[Selected passage]
Votes: 127,480 | Gross: $12.10M
Director Bennett Miller hits a solid triple with this film of madness, power, pride, shame, and wrestling, punctuated by a dead-eyed, notable performance by Steve Carell, as the pusillanimous, insane John du Pont, heir to the du Pont chemical fortune.
But Miller's also been blessed with the performances of Channing Tatum as hulking, simple wrestler Mark Schultz and Mark Ruffalo as Mark's older, smarter brother, David, who is also a wrestler.
The siblings are recruited by John du Pont to help him establish his Foxcatcher wrestling facility in Pennsylvania in the mid '80s with the goal of getting one of their athletes on the U.S. wrestling team in the 1988 Olympics.
What the brothers quickly realize is that du Pont is an utterly broken individual, one desperately trying to buy some respect or at least trying to impress his mother (played with icy, shriveled fierceness by Vanessa Redgrave), though she sees him for what he truly is, half a man.
To make up for his shortcomings du Pont coerces Mark Schultz into addressing him as "Eagle" or "Golden Eagle" and, embarrassingly, tries to inject himself into the facility's regimen as a coach. He tries to show chagrined wrestlers moves that worked for him though he clearly has no athletic ability at all.
What evolves is a simmering drama about a war of wills between the needy, loathsome du Pont and the resentful Mark, ending in Dave becoming terrible collateral damage.
Miller's somber, but never slow film, makes several trenchant points about the gulf between those who are athletes and those who admire them and, conversely, those are extremely wealthy and those who covet that wealth or at least the access it provides. 8.4/10
2. The Search (III) (2014)
135 min | Drama, War
A French woman who works for a non-governmental organization forms a special relationship with a lost young boy in war-torn Chechnya in 1999.
The most boos I heard in a theater at Cannes were for Michel Hazavanicius' The Search. That may have come solely from the Russians in attendance because they do not come off well at all in this timely film. It may, to be fair, have been more widespread than that or at least more about artistic than political merit.

[Material]
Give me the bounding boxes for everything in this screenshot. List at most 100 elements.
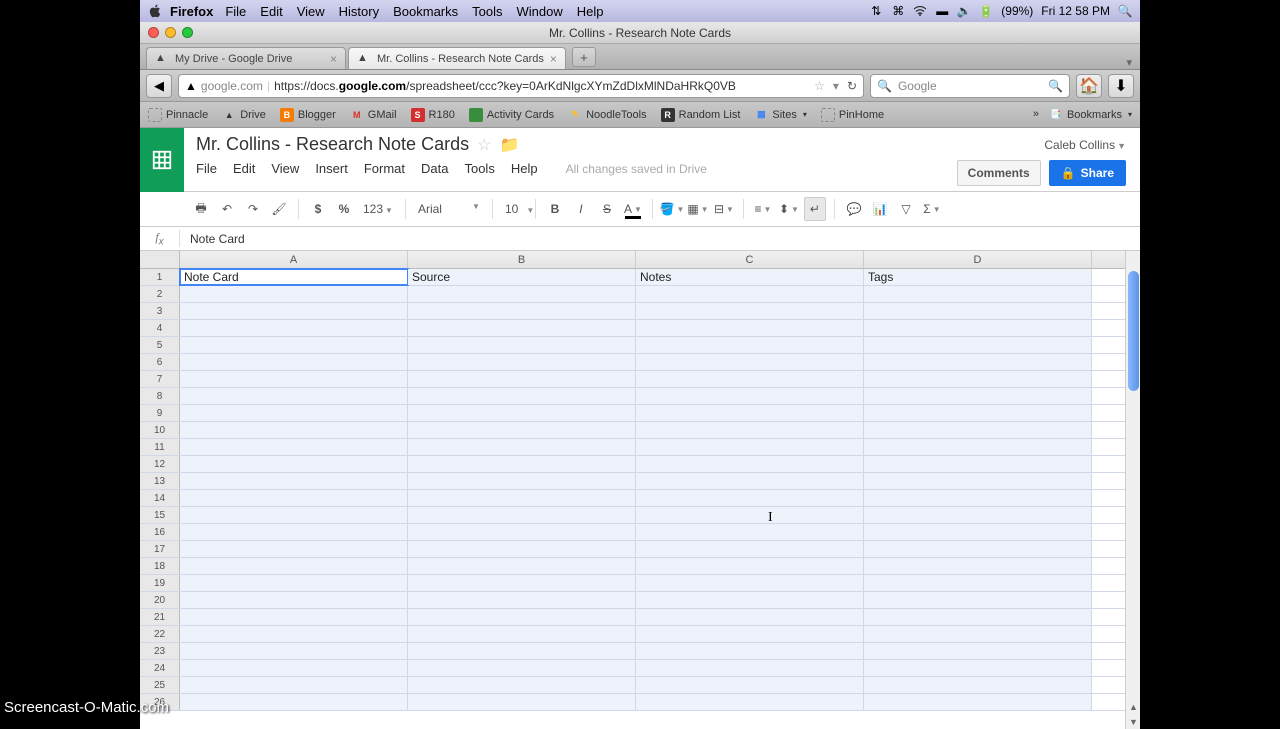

[What you will do]
a) Decide whether each statement agrees with the film review excerpt: (i) Mark Schultz is the older of the two brothers; (ii) du Pont set up his Foxcatcher wrestling facility in Pennsylvania; (iii) the boos at Cannes were for Foxcatcher. Answer yes or no for each, and quote the deciding words.
b) Go on with the film review excerpt, starting right after its last sentence.

[Responses by task]
a)
(i) No: "Mark's older, smarter brother, David"
(ii) Yes: "his Foxcatcher wrestling facility in Pennsylvania"
(iii) No: "The most boos I heard in a theater at Cannes were for Michel Hazavanicius' The Search"

b)
For The Search is a stubbornly preachy, starchy film based upon director Fred Zinneman's 1948 film of the same name, starring Montgomery Clift. Clift's role is taken over by Berenice Bejo and the actress continues to mature and get lovelier with each passing year.
She plays Carole, an NGO work desperately trying to get the United Nations to take a stand against the Russian Second Chechen War, an "anti-terrorist" incursion into Chechnya in 1999.
She ends up taking in a mute little boy named Hadji (the Dondi-like Abdul Khalim Mamutsiev), whose parents were shot before his eyes. Carole doesn't have time for him as she is burdened with the difficult task of getting someone to listen to her reports on the human rights violations there but they form a tenuous bond.
Meanwhile, Hazavanicius' camera also follows Kolia (Maxim Emelianov), a Russian youth who is compelled to join the military when he's caught with some dope on the streets. How he is dehumanized by his superiors in the military, turning him from an erstwhile artist into a sadistic killer is the director's attempt to give perspective to all sides of the story. It's an extremely unpleasant storyline, however, with Kolia getting verbally and physically abused until he snaps out of his mind and into line.
It was the third time that Bejo's character shouted that no one was listening and no one cared that I myself began to not listen and to not care. M. Hazavanicius is an excellent director and I look forward to his next film. I hope he leaves the hammer at home. 6.2/10
3. Mr. Turner (2014)
R | 150 min | Biography, Drama, History
An exploration of the last quarter century of the great, if eccentric, British painter J.M.W. Turner's life.
Votes: 23,015 | Gross: $3.96M
I love Mike Leigh, from Life Is Sweet to Naked to Another Year . I have found each film unlike his previous one and often pleased at his new perspective or approach. So I was excited to see Mr. Turner, a film about a painter I love from a filmmaker I love. But, save a begrudging nod to the dyspeptic Timothy Spall, playing the title role, I found it an ungainly, broodish, bloated work.
J.M.W. Turner, famous for his seascapes, historical tableaus, and landscapes, is a lusty rake whose communications, with a few exceptions, are relegated to grunts. But while the film is evocative of some relationships, such as that between Turner and his live-in father, William Turner (Paul Jesson), it's maddeningly opaque in others. He's inspired such love from his lower-class maid Hannah (Dorothy Atkinson), who can't have him, that she's developed some skin condition (rosacea?) that starts on the nape of her neck and, over the years, takes over her entire face. Yet we never grasp the source of the devotion. And Turner's cruel, neglectful treatment of his two daughters from his first marriage to a fishwife is never adequately understood though frequently presented.
Though several scenes of the great artists of the time competing with each other in a gallery are lively and intriguing, long stretches, such as an evening's entertainment in a parlor, where two flighty young girls perform for an assembled group, slow everything down.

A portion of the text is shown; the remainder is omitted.